Set down the full listing exactly as given. Any pictures are to be left out.

DATA LISTING ▸
^^^^^^^^^^^^^^^^

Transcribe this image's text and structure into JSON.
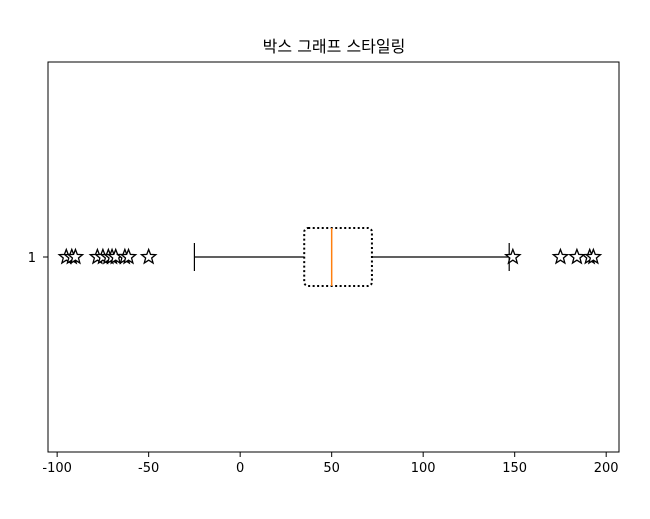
{
  "chart_data": {
    "type": "box",
    "orientation": "horizontal",
    "title": "박스 그래프 스타일링",
    "xlim": [
      -105,
      207
    ],
    "xticks": [
      -100,
      -50,
      0,
      50,
      100,
      150,
      200
    ],
    "xtick_labels": [
      "-100",
      "-50",
      "0",
      "50",
      "100",
      "150",
      "200"
    ],
    "yticks": [
      1
    ],
    "ytick_labels": [
      "1"
    ],
    "grid": false,
    "boxes": [
      {
        "category": "1",
        "whisker_low": -25,
        "q1": 35,
        "median": 50,
        "q3": 72,
        "whisker_high": 147,
        "outliers": [
          -95,
          -92,
          -90,
          -78,
          -75,
          -72,
          -70,
          -68,
          -63,
          -61,
          -50,
          149,
          175,
          184,
          191,
          193
        ]
      }
    ],
    "style": {
      "box_line": "dotted",
      "box_color": "#000000",
      "median_color": "#ff7f0e",
      "whisker_color": "#000000",
      "outlier_marker": "star",
      "outlier_edge": "#000000",
      "outlier_face": "#ffffff"
    }
  }
}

^^^^^^^^^^^^^^^^

TASK RESULT ▸
Transcribe this image's text and structure into JSON.
{
  "chart_data": {
    "type": "box",
    "orientation": "horizontal",
    "title": "박스 그래프 스타일링",
    "xlim": [
      -105,
      207
    ],
    "xticks": [
      -100,
      -50,
      0,
      50,
      100,
      150,
      200
    ],
    "xtick_labels": [
      "-100",
      "-50",
      "0",
      "50",
      "100",
      "150",
      "200"
    ],
    "yticks": [
      1
    ],
    "ytick_labels": [
      "1"
    ],
    "grid": false,
    "boxes": [
      {
        "category": "1",
        "whisker_low": -25,
        "q1": 35,
        "median": 50,
        "q3": 72,
        "whisker_high": 147,
        "outliers": [
          -95,
          -92,
          -90,
          -78,
          -75,
          -72,
          -70,
          -68,
          -63,
          -61,
          -50,
          149,
          175,
          184,
          191,
          193
        ]
      }
    ],
    "style": {
      "box_line": "dotted",
      "box_color": "#000000",
      "median_color": "#ff7f0e",
      "whisker_color": "#000000",
      "outlier_marker": "star",
      "outlier_edge": "#000000",
      "outlier_face": "#ffffff"
    }
  }
}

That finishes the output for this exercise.